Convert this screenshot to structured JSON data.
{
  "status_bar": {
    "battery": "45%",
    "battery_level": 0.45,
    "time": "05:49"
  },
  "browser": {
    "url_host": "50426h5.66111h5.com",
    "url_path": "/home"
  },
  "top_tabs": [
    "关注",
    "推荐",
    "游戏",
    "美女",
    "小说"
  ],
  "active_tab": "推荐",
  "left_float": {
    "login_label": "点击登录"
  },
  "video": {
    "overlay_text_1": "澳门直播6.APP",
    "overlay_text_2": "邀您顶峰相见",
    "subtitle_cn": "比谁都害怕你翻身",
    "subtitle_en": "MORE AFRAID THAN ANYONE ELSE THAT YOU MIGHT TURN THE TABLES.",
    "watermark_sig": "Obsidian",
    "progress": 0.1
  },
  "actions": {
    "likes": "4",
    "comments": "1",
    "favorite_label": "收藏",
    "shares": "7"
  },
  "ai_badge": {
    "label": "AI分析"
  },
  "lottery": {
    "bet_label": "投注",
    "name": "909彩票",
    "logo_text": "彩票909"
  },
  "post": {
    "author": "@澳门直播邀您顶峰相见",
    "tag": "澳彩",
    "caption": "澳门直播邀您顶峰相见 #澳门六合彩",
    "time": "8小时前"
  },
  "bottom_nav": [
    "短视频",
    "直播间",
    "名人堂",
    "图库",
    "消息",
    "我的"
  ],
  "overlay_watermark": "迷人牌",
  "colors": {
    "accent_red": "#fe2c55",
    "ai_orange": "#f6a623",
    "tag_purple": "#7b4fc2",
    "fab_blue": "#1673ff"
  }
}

* * *

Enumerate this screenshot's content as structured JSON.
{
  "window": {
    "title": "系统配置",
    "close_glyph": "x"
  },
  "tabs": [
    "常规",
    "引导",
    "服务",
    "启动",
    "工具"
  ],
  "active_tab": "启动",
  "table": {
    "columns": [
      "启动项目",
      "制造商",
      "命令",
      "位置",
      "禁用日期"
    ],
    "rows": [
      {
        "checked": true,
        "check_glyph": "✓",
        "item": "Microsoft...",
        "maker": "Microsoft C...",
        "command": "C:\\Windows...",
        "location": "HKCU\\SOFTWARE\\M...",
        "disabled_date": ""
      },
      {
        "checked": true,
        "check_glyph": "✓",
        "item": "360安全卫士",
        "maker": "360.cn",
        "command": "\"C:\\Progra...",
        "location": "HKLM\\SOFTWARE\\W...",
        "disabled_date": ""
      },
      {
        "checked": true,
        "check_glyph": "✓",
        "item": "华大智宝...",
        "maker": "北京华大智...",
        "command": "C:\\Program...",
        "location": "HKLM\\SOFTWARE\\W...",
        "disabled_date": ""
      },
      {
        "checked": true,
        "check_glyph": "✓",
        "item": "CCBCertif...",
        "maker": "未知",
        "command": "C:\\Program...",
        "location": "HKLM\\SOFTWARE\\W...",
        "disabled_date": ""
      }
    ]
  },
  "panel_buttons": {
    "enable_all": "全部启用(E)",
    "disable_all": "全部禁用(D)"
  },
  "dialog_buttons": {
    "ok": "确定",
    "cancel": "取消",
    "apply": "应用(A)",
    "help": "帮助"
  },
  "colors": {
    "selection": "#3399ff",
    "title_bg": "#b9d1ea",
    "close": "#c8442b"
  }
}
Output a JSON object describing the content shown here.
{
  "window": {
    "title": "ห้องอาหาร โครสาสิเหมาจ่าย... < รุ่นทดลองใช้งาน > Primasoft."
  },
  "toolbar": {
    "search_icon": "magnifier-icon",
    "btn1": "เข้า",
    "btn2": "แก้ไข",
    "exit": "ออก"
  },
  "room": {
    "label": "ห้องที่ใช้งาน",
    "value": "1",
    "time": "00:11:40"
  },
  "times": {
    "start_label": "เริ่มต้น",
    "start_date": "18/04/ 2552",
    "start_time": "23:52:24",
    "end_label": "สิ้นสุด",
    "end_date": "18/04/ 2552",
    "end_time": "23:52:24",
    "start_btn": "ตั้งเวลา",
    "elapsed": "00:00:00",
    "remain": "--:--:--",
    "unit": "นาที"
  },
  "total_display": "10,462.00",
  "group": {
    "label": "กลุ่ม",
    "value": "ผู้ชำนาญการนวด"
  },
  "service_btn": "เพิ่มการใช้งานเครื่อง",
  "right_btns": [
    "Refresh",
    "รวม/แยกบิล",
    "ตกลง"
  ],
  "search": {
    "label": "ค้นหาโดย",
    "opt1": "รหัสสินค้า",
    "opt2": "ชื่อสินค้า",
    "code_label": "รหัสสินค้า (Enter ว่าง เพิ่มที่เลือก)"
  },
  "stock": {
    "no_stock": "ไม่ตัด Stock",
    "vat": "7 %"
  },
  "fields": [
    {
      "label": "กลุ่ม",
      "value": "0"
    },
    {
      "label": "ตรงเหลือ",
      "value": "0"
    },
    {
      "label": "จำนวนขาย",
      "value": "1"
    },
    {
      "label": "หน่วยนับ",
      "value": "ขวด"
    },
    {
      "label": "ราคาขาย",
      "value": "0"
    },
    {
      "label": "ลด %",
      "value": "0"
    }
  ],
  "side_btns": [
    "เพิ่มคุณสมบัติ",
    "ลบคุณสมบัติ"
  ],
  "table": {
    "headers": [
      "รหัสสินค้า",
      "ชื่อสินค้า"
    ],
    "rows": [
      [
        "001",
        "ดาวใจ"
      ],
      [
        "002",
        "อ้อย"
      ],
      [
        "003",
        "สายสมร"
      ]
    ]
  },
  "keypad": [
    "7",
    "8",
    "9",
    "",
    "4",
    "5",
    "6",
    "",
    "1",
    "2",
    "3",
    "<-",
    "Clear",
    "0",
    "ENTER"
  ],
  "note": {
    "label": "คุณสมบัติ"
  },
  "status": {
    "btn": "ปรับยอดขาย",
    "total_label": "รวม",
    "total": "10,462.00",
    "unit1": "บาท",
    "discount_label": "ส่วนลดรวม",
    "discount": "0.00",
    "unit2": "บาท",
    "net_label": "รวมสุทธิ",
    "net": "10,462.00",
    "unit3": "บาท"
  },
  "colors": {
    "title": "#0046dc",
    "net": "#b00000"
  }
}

==

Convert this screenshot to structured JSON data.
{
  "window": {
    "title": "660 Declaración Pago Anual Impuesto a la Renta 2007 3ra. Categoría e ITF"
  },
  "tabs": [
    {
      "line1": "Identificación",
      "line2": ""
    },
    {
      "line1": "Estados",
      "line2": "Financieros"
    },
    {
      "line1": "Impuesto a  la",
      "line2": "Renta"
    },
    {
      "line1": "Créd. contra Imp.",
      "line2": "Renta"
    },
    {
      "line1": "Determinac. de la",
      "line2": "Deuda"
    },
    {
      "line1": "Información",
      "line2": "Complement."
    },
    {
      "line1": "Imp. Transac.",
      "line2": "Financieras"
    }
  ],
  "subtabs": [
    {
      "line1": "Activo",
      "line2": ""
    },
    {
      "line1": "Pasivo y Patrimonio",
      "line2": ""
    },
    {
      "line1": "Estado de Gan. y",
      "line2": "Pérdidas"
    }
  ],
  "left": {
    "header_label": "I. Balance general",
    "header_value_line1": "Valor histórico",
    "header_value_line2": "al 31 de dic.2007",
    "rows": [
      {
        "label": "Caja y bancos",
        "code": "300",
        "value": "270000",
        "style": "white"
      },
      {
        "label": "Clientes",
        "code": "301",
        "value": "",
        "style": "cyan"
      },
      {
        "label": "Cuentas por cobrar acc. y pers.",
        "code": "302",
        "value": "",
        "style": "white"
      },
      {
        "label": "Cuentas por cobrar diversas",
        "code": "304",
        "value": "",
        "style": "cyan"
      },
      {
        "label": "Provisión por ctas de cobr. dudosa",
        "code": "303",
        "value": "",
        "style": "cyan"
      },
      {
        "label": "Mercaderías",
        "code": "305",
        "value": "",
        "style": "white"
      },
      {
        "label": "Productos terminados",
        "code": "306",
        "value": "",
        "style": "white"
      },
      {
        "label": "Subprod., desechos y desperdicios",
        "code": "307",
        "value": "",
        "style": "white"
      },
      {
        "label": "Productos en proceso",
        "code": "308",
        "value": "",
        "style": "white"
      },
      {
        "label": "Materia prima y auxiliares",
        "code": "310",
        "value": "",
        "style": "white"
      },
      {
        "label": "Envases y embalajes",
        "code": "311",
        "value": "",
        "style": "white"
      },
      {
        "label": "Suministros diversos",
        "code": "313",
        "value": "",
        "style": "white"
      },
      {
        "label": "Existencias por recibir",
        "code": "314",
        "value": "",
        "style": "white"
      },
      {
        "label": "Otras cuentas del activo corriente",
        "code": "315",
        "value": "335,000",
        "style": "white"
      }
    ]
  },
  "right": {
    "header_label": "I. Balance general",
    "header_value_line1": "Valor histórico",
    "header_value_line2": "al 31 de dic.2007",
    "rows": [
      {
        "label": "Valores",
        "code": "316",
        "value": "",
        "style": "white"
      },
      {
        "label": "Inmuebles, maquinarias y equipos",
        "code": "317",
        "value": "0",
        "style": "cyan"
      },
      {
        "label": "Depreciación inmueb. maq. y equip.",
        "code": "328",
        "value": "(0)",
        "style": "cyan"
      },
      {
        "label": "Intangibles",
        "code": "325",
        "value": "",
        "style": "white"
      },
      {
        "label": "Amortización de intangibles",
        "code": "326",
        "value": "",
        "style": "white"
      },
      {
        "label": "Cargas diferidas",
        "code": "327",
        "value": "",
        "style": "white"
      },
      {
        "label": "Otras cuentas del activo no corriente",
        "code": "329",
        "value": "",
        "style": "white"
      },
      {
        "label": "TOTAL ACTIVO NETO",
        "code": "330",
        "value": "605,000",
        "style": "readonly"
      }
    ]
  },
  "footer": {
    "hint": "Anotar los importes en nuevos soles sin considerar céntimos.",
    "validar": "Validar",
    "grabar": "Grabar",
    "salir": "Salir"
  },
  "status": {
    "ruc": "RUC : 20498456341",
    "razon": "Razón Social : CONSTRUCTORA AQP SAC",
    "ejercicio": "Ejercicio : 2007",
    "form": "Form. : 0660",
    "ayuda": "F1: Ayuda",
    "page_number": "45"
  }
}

WHAT YOU ARE ASKED TO DO:
Copy every line above in which the string "item" shows up.

RESULT OF THE TASK:
        "item": "Microsoft...",
        "item": "360安全卫士",
        "item": "华大智宝...",
        "item": "CCBCertif...",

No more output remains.